- What needs to be done
Each entry that follows is to be retyped exactly. Pictures do not belong in the copy.

━━━━━━━━

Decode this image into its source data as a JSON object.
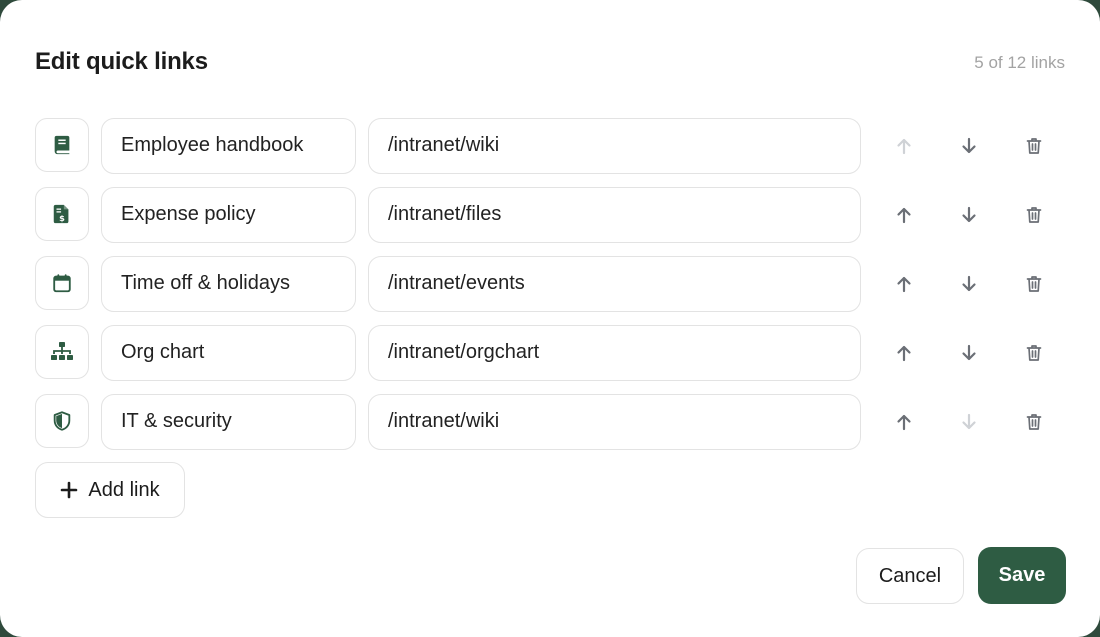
{
  "dialog": {
    "title": "Edit quick links",
    "counter": "5 of 12 links"
  },
  "links": [
    {
      "icon": "book-icon",
      "name": "Employee handbook",
      "url": "/intranet/wiki",
      "up_enabled": false,
      "down_enabled": true
    },
    {
      "icon": "invoice-dollar-icon",
      "name": "Expense policy",
      "url": "/intranet/files",
      "up_enabled": true,
      "down_enabled": true
    },
    {
      "icon": "calendar-icon",
      "name": "Time off & holidays",
      "url": "/intranet/events",
      "up_enabled": true,
      "down_enabled": true
    },
    {
      "icon": "org-chart-icon",
      "name": "Org chart",
      "url": "/intranet/orgchart",
      "up_enabled": true,
      "down_enabled": true
    },
    {
      "icon": "shield-icon",
      "name": "IT & security",
      "url": "/intranet/wiki",
      "up_enabled": true,
      "down_enabled": false
    }
  ],
  "actions": {
    "add_label": "Add link",
    "cancel_label": "Cancel",
    "save_label": "Save"
  },
  "colors": {
    "accent": "#2e5c43",
    "icon": "#2e5c43",
    "action_enabled": "#6b6f76",
    "action_disabled": "#cfd2d6"
  }
}
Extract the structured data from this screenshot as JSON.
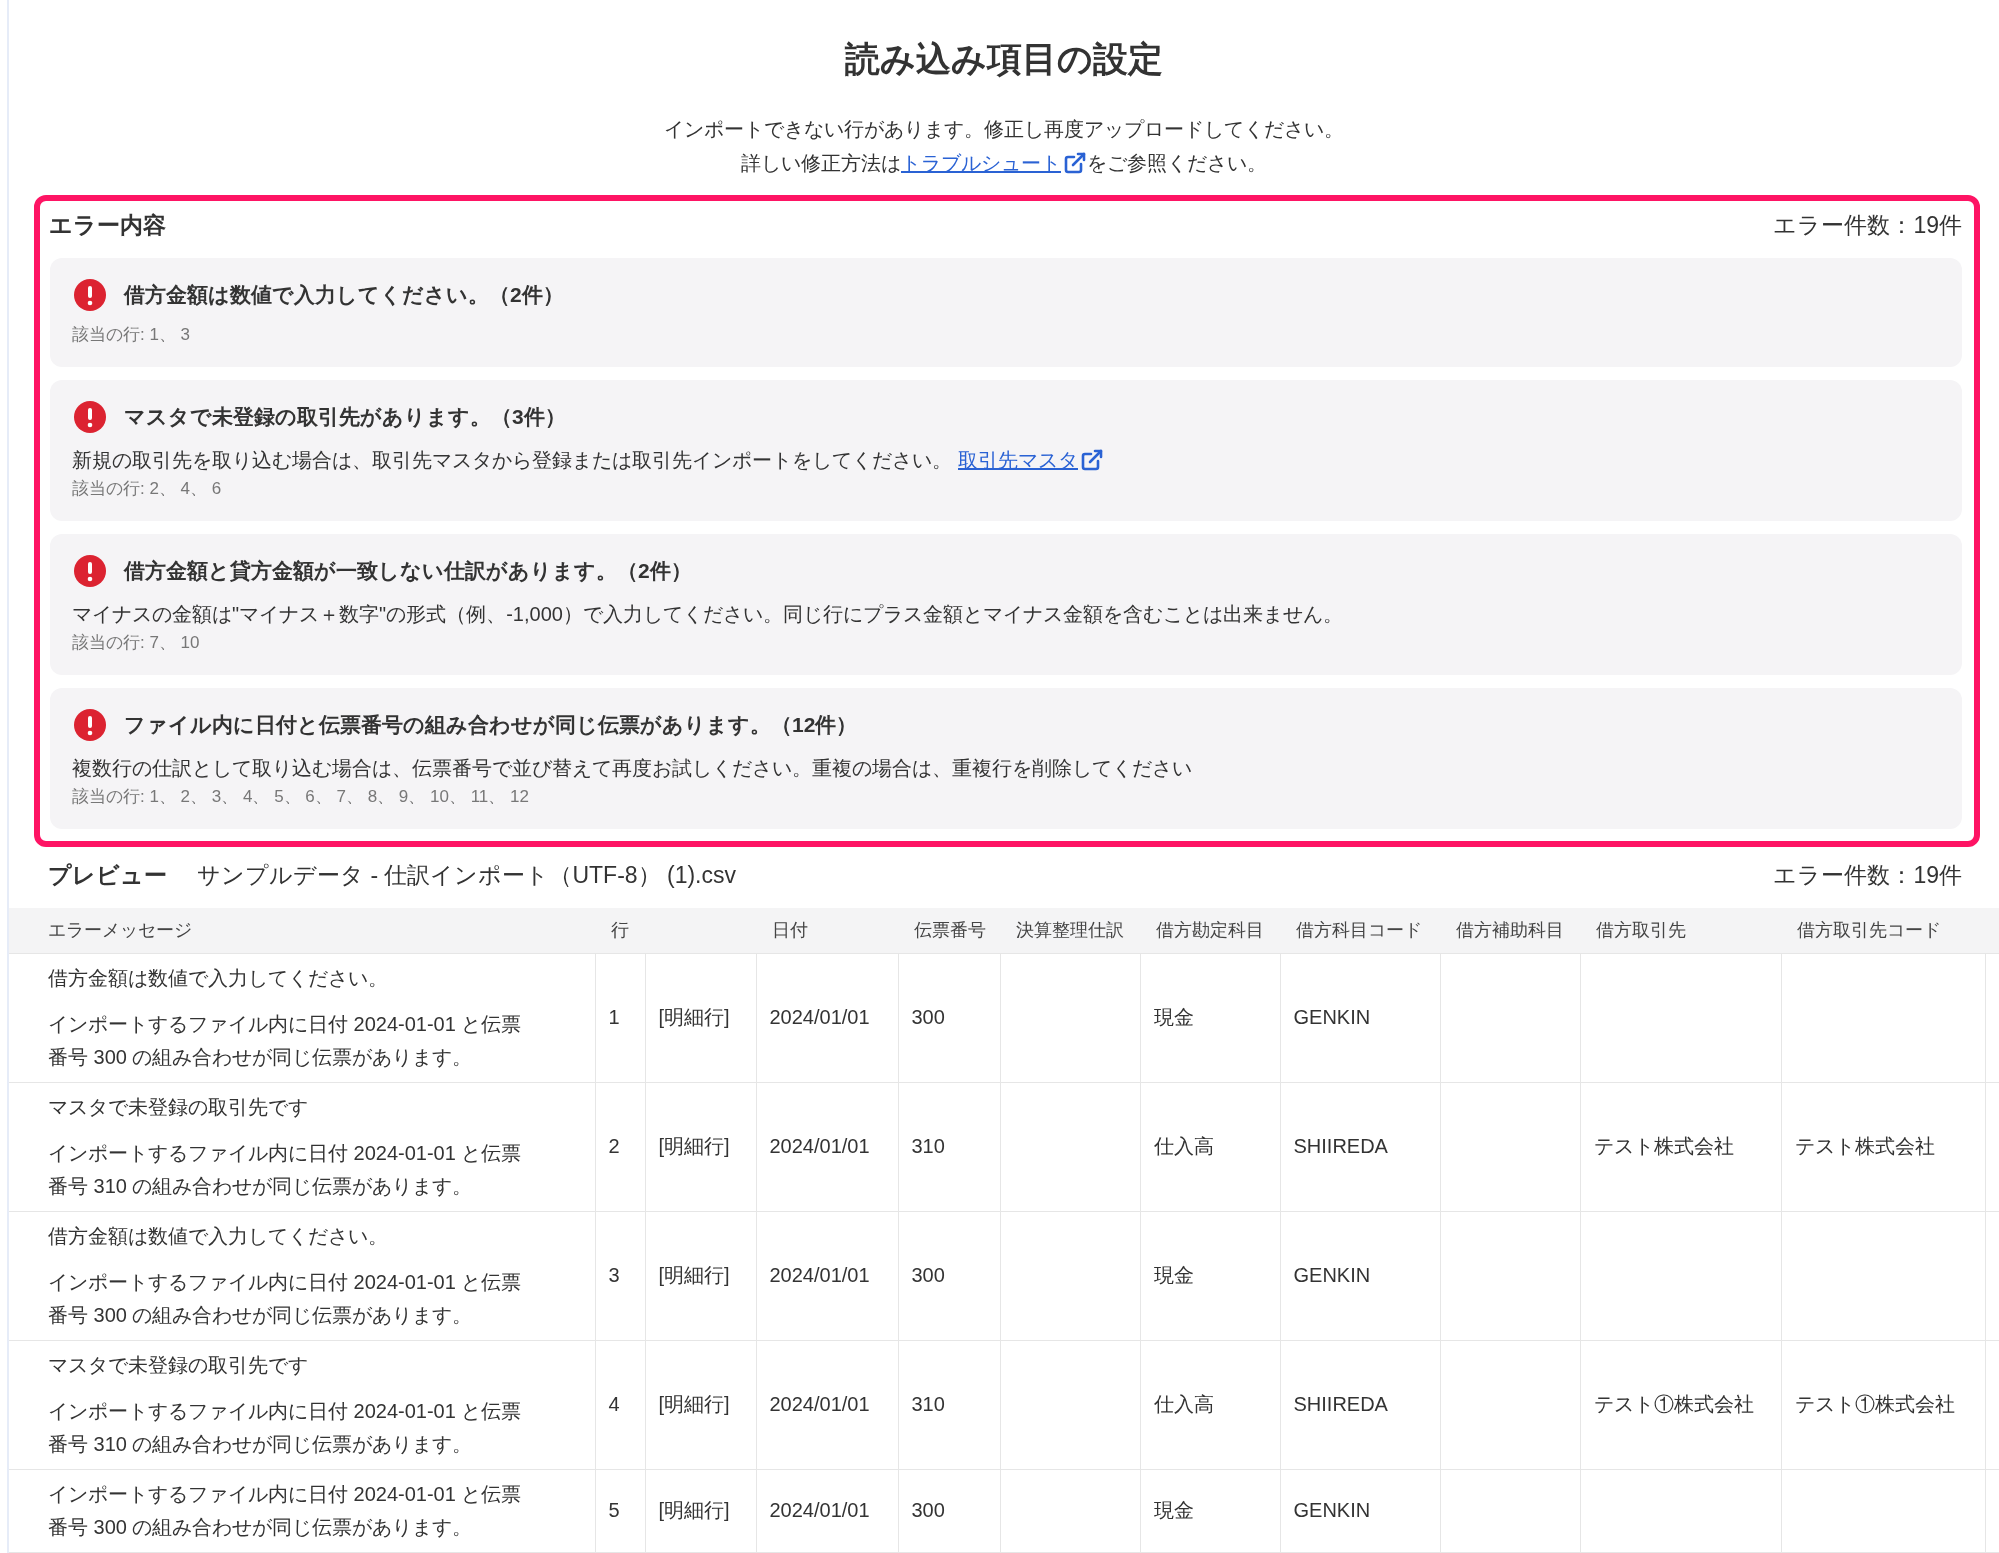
{
  "page": {
    "title": "読み込み項目の設定",
    "notice": "インポートできない行があります。修正し再度アップロードしてください。",
    "help": {
      "text_before": "詳しい修正方法は",
      "link": "トラブルシュート",
      "text_after": "をご参照ください。"
    }
  },
  "errors": {
    "heading": "エラー内容",
    "count": "エラー件数：19件",
    "items": [
      {
        "title": "借方金額は数値で入力してください。（2件）",
        "rows": "該当の行: 1、 3"
      },
      {
        "title": "マスタで未登録の取引先があります。（3件）",
        "description": "新規の取引先を取り込む場合は、取引先マスタから登録または取引先インポートをしてください。",
        "link": "取引先マスタ",
        "rows": "該当の行: 2、 4、 6"
      },
      {
        "title": "借方金額と貸方金額が一致しない仕訳があります。（2件）",
        "description": "マイナスの金額は\"マイナス＋数字\"の形式（例、-1,000）で入力してください。同じ行にプラス金額とマイナス金額を含むことは出来ません。",
        "rows": "該当の行: 7、 10"
      },
      {
        "title": "ファイル内に日付と伝票番号の組み合わせが同じ伝票があります。（12件）",
        "description": "複数行の仕訳として取り込む場合は、伝票番号で並び替えて再度お試しください。重複の場合は、重複行を削除してください",
        "rows": "該当の行: 1、 2、 3、 4、 5、 6、 7、 8、 9、 10、 11、 12"
      }
    ]
  },
  "preview": {
    "heading": "プレビュー",
    "file_name": "サンプルデータ - 仕訳インポート（UTF-8） (1).csv",
    "count": "エラー件数：19件"
  },
  "table": {
    "columns": {
      "error_messages": "エラーメッセージ",
      "row": "行",
      "date": "日付",
      "slip_number": "伝票番号",
      "closing_entry": "決算整理仕訳",
      "debit_account": "借方勘定科目",
      "debit_account_code": "借方科目コード",
      "debit_sub_account": "借方補助科目",
      "debit_partner": "借方取引先",
      "debit_partner_code": "借方取引先コード"
    },
    "rows": [
      {
        "error_messages": [
          "借方金額は数値で入力してください。",
          "インポートするファイル内に日付 2024-01-01 と伝票番号 300 の組み合わせが同じ伝票があります。"
        ],
        "row": "1",
        "column_3": "[明細行]",
        "date": "2024/01/01",
        "slip_number": "300",
        "debit_account": "現金",
        "debit_account_code": "GENKIN"
      },
      {
        "error_messages": [
          "マスタで未登録の取引先です",
          "インポートするファイル内に日付 2024-01-01 と伝票番号 310 の組み合わせが同じ伝票があります。"
        ],
        "row": "2",
        "column_3": "[明細行]",
        "date": "2024/01/01",
        "slip_number": "310",
        "debit_account": "仕入高",
        "debit_account_code": "SHIIREDA",
        "debit_partner": "テスト株式会社",
        "debit_partner_code": "テスト株式会社"
      },
      {
        "error_messages": [
          "借方金額は数値で入力してください。",
          "インポートするファイル内に日付 2024-01-01 と伝票番号 300 の組み合わせが同じ伝票があります。"
        ],
        "row": "3",
        "column_3": "[明細行]",
        "date": "2024/01/01",
        "slip_number": "300",
        "debit_account": "現金",
        "debit_account_code": "GENKIN"
      },
      {
        "error_messages": [
          "マスタで未登録の取引先です",
          "インポートするファイル内に日付 2024-01-01 と伝票番号 310 の組み合わせが同じ伝票があります。"
        ],
        "row": "4",
        "column_3": "[明細行]",
        "date": "2024/01/01",
        "slip_number": "310",
        "debit_account": "仕入高",
        "debit_account_code": "SHIIREDA",
        "debit_partner": "テスト①株式会社",
        "debit_partner_code": "テスト①株式会社"
      },
      {
        "error_messages": [
          "インポートするファイル内に日付 2024-01-01 と伝票番号 300 の組み合わせが同じ伝票があります。"
        ],
        "row": "5",
        "column_3": "[明細行]",
        "date": "2024/01/01",
        "slip_number": "300",
        "debit_account": "現金",
        "debit_account_code": "GENKIN"
      }
    ]
  }
}
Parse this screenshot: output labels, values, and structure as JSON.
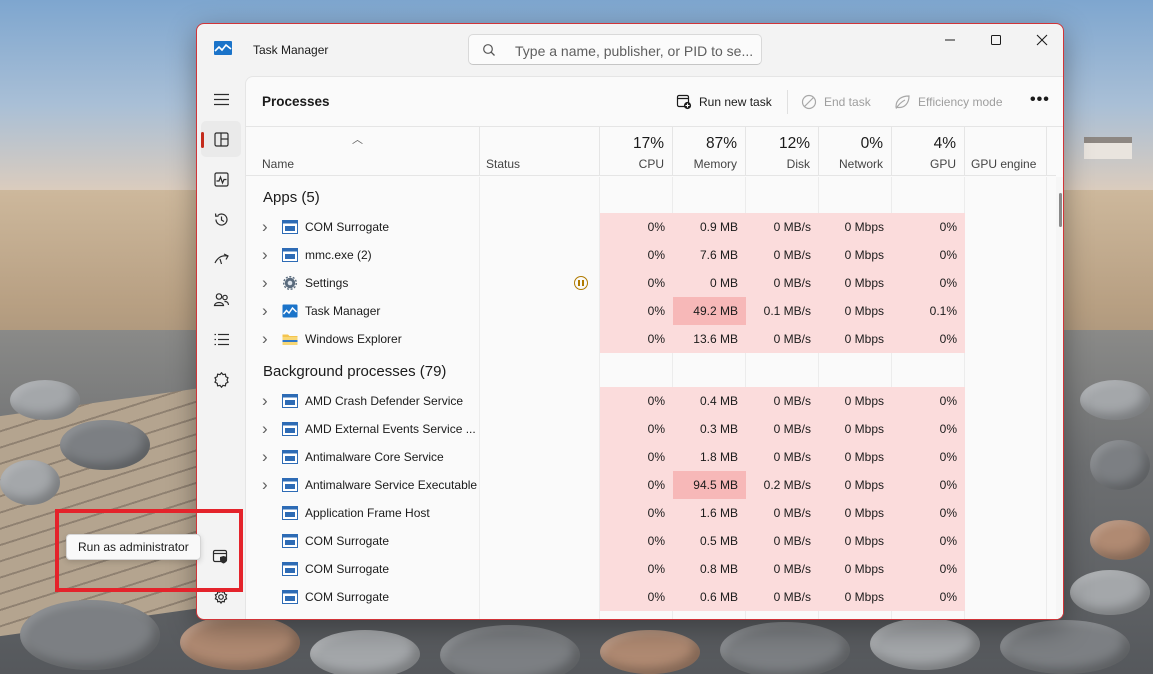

━━━━━━━━

- Exercise output
Decode this image into its source data as a JSON object.
{
  "dialog": {
    "title": "Edit quick links",
    "counter": "5 of 12 links"
  },
  "links": [
    {
      "icon": "book-icon",
      "name": "Employee handbook",
      "url": "/intranet/wiki",
      "up_enabled": false,
      "down_enabled": true
    },
    {
      "icon": "invoice-dollar-icon",
      "name": "Expense policy",
      "url": "/intranet/files",
      "up_enabled": true,
      "down_enabled": true
    },
    {
      "icon": "calendar-icon",
      "name": "Time off & holidays",
      "url": "/intranet/events",
      "up_enabled": true,
      "down_enabled": true
    },
    {
      "icon": "org-chart-icon",
      "name": "Org chart",
      "url": "/intranet/orgchart",
      "up_enabled": true,
      "down_enabled": true
    },
    {
      "icon": "shield-icon",
      "name": "IT & security",
      "url": "/intranet/wiki",
      "up_enabled": true,
      "down_enabled": false
    }
  ],
  "actions": {
    "add_label": "Add link",
    "cancel_label": "Cancel",
    "save_label": "Save"
  },
  "colors": {
    "accent": "#2e5c43",
    "icon": "#2e5c43",
    "action_enabled": "#6b6f76",
    "action_disabled": "#cfd2d6"
  }
}
Extract the structured data from this screenshot as JSON.
{
  "page": {
    "title": "読み込み項目の設定",
    "notice": "インポートできない行があります。修正し再度アップロードしてください。",
    "help": {
      "text_before": "詳しい修正方法は",
      "link": "トラブルシュート",
      "text_after": "をご参照ください。"
    }
  },
  "errors": {
    "heading": "エラー内容",
    "count": "エラー件数：19件",
    "items": [
      {
        "title": "借方金額は数値で入力してください。（2件）",
        "rows": "該当の行: 1、 3"
      },
      {
        "title": "マスタで未登録の取引先があります。（3件）",
        "description": "新規の取引先を取り込む場合は、取引先マスタから登録または取引先インポートをしてください。",
        "link": "取引先マスタ",
        "rows": "該当の行: 2、 4、 6"
      },
      {
        "title": "借方金額と貸方金額が一致しない仕訳があります。（2件）",
        "description": "マイナスの金額は\"マイナス＋数字\"の形式（例、-1,000）で入力してください。同じ行にプラス金額とマイナス金額を含むことは出来ません。",
        "rows": "該当の行: 7、 10"
      },
      {
        "title": "ファイル内に日付と伝票番号の組み合わせが同じ伝票があります。（12件）",
        "description": "複数行の仕訳として取り込む場合は、伝票番号で並び替えて再度お試しください。重複の場合は、重複行を削除してください",
        "rows": "該当の行: 1、 2、 3、 4、 5、 6、 7、 8、 9、 10、 11、 12"
      }
    ]
  },
  "preview": {
    "heading": "プレビュー",
    "file_name": "サンプルデータ - 仕訳インポート（UTF-8） (1).csv",
    "count": "エラー件数：19件"
  },
  "table": {
    "columns": {
      "error_messages": "エラーメッセージ",
      "row": "行",
      "date": "日付",
      "slip_number": "伝票番号",
      "closing_entry": "決算整理仕訳",
      "debit_account": "借方勘定科目",
      "debit_account_code": "借方科目コード",
      "debit_sub_account": "借方補助科目",
      "debit_partner": "借方取引先",
      "debit_partner_code": "借方取引先コード"
    },
    "rows": [
      {
        "error_messages": [
          "借方金額は数値で入力してください。",
          "インポートするファイル内に日付 2024-01-01 と伝票番号 300 の組み合わせが同じ伝票があります。"
        ],
        "row": "1",
        "column_3": "[明細行]",
        "date": "2024/01/01",
        "slip_number": "300",
        "debit_account": "現金",
        "debit_account_code": "GENKIN"
      },
      {
        "error_messages": [
          "マスタで未登録の取引先です",
          "インポートするファイル内に日付 2024-01-01 と伝票番号 310 の組み合わせが同じ伝票があります。"
        ],
        "row": "2",
        "column_3": "[明細行]",
        "date": "2024/01/01",
        "slip_number": "310",
        "debit_account": "仕入高",
        "debit_account_code": "SHIIREDA",
        "debit_partner": "テスト株式会社",
        "debit_partner_code": "テスト株式会社"
      },
      {
        "error_messages": [
          "借方金額は数値で入力してください。",
          "インポートするファイル内に日付 2024-01-01 と伝票番号 300 の組み合わせが同じ伝票があります。"
        ],
        "row": "3",
        "column_3": "[明細行]",
        "date": "2024/01/01",
        "slip_number": "300",
        "debit_account": "現金",
        "debit_account_code": "GENKIN"
      },
      {
        "error_messages": [
          "マスタで未登録の取引先です",
          "インポートするファイル内に日付 2024-01-01 と伝票番号 310 の組み合わせが同じ伝票があります。"
        ],
        "row": "4",
        "column_3": "[明細行]",
        "date": "2024/01/01",
        "slip_number": "310",
        "debit_account": "仕入高",
        "debit_account_code": "SHIIREDA",
        "debit_partner": "テスト①株式会社",
        "debit_partner_code": "テスト①株式会社"
      },
      {
        "error_messages": [
          "インポートするファイル内に日付 2024-01-01 と伝票番号 300 の組み合わせが同じ伝票があります。"
        ],
        "row": "5",
        "column_3": "[明細行]",
        "date": "2024/01/01",
        "slip_number": "300",
        "debit_account": "現金",
        "debit_account_code": "GENKIN"
      }
    ]
  }
}
Parse this screenshot: output labels, values, and structure as JSON.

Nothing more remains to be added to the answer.